*EXERCISE DETAILS*.
Every line of the material that follows must be printed again exactly.

# Start of RECORDED INFORMATION

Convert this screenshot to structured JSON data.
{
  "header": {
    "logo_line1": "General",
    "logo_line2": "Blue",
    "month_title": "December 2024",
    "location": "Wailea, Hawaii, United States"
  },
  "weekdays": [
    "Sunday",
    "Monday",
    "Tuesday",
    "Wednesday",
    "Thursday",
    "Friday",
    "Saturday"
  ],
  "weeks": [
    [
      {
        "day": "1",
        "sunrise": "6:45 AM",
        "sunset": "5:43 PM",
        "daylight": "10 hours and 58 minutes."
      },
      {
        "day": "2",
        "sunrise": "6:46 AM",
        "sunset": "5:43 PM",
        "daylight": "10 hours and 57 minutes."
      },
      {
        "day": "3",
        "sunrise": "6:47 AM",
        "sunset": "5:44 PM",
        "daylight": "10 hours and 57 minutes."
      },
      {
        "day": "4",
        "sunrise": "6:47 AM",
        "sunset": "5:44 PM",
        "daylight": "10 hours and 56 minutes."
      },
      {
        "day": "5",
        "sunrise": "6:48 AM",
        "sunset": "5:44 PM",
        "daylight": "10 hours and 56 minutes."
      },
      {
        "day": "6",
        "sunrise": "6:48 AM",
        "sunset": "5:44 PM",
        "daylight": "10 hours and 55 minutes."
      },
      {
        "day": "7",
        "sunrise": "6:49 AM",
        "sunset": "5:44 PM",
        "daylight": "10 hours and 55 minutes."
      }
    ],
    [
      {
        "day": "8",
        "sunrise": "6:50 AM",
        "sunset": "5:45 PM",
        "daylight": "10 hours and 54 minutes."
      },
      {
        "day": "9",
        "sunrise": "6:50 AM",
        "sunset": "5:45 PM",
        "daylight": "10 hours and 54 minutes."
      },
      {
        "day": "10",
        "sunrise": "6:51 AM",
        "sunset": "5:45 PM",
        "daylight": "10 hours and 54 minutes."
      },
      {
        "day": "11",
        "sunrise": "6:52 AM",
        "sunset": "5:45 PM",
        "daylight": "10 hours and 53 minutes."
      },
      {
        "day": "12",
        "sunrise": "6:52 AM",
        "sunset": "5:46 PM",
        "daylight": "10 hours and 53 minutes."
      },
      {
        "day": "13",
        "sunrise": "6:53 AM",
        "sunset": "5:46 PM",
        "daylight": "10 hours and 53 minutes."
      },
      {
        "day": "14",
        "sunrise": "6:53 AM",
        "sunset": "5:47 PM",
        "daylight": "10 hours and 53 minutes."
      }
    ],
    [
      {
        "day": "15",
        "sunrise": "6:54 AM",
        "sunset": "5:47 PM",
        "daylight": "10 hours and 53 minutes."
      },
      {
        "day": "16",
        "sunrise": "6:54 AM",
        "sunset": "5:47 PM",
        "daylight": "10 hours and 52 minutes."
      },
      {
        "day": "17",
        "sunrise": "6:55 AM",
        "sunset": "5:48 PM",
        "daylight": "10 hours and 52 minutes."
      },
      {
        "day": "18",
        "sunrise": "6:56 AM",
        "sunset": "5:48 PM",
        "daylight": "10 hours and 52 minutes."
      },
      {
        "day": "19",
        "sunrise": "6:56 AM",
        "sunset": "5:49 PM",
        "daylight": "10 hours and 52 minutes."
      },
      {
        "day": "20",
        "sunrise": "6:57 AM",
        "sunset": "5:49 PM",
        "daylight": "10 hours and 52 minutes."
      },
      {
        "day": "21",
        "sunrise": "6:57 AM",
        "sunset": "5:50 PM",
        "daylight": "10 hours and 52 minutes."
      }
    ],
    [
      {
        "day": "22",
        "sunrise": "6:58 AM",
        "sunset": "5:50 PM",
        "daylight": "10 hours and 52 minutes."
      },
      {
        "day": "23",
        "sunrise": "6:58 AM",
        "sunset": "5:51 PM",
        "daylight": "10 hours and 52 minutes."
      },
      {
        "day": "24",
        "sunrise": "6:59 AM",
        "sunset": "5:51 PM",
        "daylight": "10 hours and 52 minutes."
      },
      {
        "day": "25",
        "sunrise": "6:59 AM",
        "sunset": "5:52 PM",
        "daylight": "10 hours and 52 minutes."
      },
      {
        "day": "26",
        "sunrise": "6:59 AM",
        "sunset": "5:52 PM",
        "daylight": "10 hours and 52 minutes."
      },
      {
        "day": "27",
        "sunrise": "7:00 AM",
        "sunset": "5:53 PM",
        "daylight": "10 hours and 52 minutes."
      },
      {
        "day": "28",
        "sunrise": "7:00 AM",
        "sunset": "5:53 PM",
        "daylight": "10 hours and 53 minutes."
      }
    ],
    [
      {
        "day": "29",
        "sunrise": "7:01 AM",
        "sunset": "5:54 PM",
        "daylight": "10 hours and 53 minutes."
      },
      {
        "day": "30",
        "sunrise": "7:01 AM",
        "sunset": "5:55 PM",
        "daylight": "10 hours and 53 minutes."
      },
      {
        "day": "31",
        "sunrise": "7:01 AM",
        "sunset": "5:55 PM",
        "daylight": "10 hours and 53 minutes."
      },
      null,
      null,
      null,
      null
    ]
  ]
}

# End of RECORDED INFORMATION

*RESPONSE TO THIS EXERCISE*.
Convert this screenshot to structured JSON data.
{
  "header": {
    "logo_line1": "General",
    "logo_line2": "Blue",
    "month_title": "December 2024",
    "location": "Wailea, Hawaii, United States"
  },
  "weekdays": [
    "Sunday",
    "Monday",
    "Tuesday",
    "Wednesday",
    "Thursday",
    "Friday",
    "Saturday"
  ],
  "weeks": [
    [
      {
        "day": "1",
        "sunrise": "6:45 AM",
        "sunset": "5:43 PM",
        "daylight": "10 hours and 58 minutes."
      },
      {
        "day": "2",
        "sunrise": "6:46 AM",
        "sunset": "5:43 PM",
        "daylight": "10 hours and 57 minutes."
      },
      {
        "day": "3",
        "sunrise": "6:47 AM",
        "sunset": "5:44 PM",
        "daylight": "10 hours and 57 minutes."
      },
      {
        "day": "4",
        "sunrise": "6:47 AM",
        "sunset": "5:44 PM",
        "daylight": "10 hours and 56 minutes."
      },
      {
        "day": "5",
        "sunrise": "6:48 AM",
        "sunset": "5:44 PM",
        "daylight": "10 hours and 56 minutes."
      },
      {
        "day": "6",
        "sunrise": "6:48 AM",
        "sunset": "5:44 PM",
        "daylight": "10 hours and 55 minutes."
      },
      {
        "day": "7",
        "sunrise": "6:49 AM",
        "sunset": "5:44 PM",
        "daylight": "10 hours and 55 minutes."
      }
    ],
    [
      {
        "day": "8",
        "sunrise": "6:50 AM",
        "sunset": "5:45 PM",
        "daylight": "10 hours and 54 minutes."
      },
      {
        "day": "9",
        "sunrise": "6:50 AM",
        "sunset": "5:45 PM",
        "daylight": "10 hours and 54 minutes."
      },
      {
        "day": "10",
        "sunrise": "6:51 AM",
        "sunset": "5:45 PM",
        "daylight": "10 hours and 54 minutes."
      },
      {
        "day": "11",
        "sunrise": "6:52 AM",
        "sunset": "5:45 PM",
        "daylight": "10 hours and 53 minutes."
      },
      {
        "day": "12",
        "sunrise": "6:52 AM",
        "sunset": "5:46 PM",
        "daylight": "10 hours and 53 minutes."
      },
      {
        "day": "13",
        "sunrise": "6:53 AM",
        "sunset": "5:46 PM",
        "daylight": "10 hours and 53 minutes."
      },
      {
        "day": "14",
        "sunrise": "6:53 AM",
        "sunset": "5:47 PM",
        "daylight": "10 hours and 53 minutes."
      }
    ],
    [
      {
        "day": "15",
        "sunrise": "6:54 AM",
        "sunset": "5:47 PM",
        "daylight": "10 hours and 53 minutes."
      },
      {
        "day": "16",
        "sunrise": "6:54 AM",
        "sunset": "5:47 PM",
        "daylight": "10 hours and 52 minutes."
      },
      {
        "day": "17",
        "sunrise": "6:55 AM",
        "sunset": "5:48 PM",
        "daylight": "10 hours and 52 minutes."
      },
      {
        "day": "18",
        "sunrise": "6:56 AM",
        "sunset": "5:48 PM",
        "daylight": "10 hours and 52 minutes."
      },
      {
        "day": "19",
        "sunrise": "6:56 AM",
        "sunset": "5:49 PM",
        "daylight": "10 hours and 52 minutes."
      },
      {
        "day": "20",
        "sunrise": "6:57 AM",
        "sunset": "5:49 PM",
        "daylight": "10 hours and 52 minutes."
      },
      {
        "day": "21",
        "sunrise": "6:57 AM",
        "sunset": "5:50 PM",
        "daylight": "10 hours and 52 minutes."
      }
    ],
    [
      {
        "day": "22",
        "sunrise": "6:58 AM",
        "sunset": "5:50 PM",
        "daylight": "10 hours and 52 minutes."
      },
      {
        "day": "23",
        "sunrise": "6:58 AM",
        "sunset": "5:51 PM",
        "daylight": "10 hours and 52 minutes."
      },
      {
        "day": "24",
        "sunrise": "6:59 AM",
        "sunset": "5:51 PM",
        "daylight": "10 hours and 52 minutes."
      },
      {
        "day": "25",
        "sunrise": "6:59 AM",
        "sunset": "5:52 PM",
        "daylight": "10 hours and 52 minutes."
      },
      {
        "day": "26",
        "sunrise": "6:59 AM",
        "sunset": "5:52 PM",
        "daylight": "10 hours and 52 minutes."
      },
      {
        "day": "27",
        "sunrise": "7:00 AM",
        "sunset": "5:53 PM",
        "daylight": "10 hours and 52 minutes."
      },
      {
        "day": "28",
        "sunrise": "7:00 AM",
        "sunset": "5:53 PM",
        "daylight": "10 hours and 53 minutes."
      }
    ],
    [
      {
        "day": "29",
        "sunrise": "7:01 AM",
        "sunset": "5:54 PM",
        "daylight": "10 hours and 53 minutes."
      },
      {
        "day": "30",
        "sunrise": "7:01 AM",
        "sunset": "5:55 PM",
        "daylight": "10 hours and 53 minutes."
      },
      {
        "day": "31",
        "sunrise": "7:01 AM",
        "sunset": "5:55 PM",
        "daylight": "10 hours and 53 minutes."
      },
      null,
      null,
      null,
      null
    ]
  ]
}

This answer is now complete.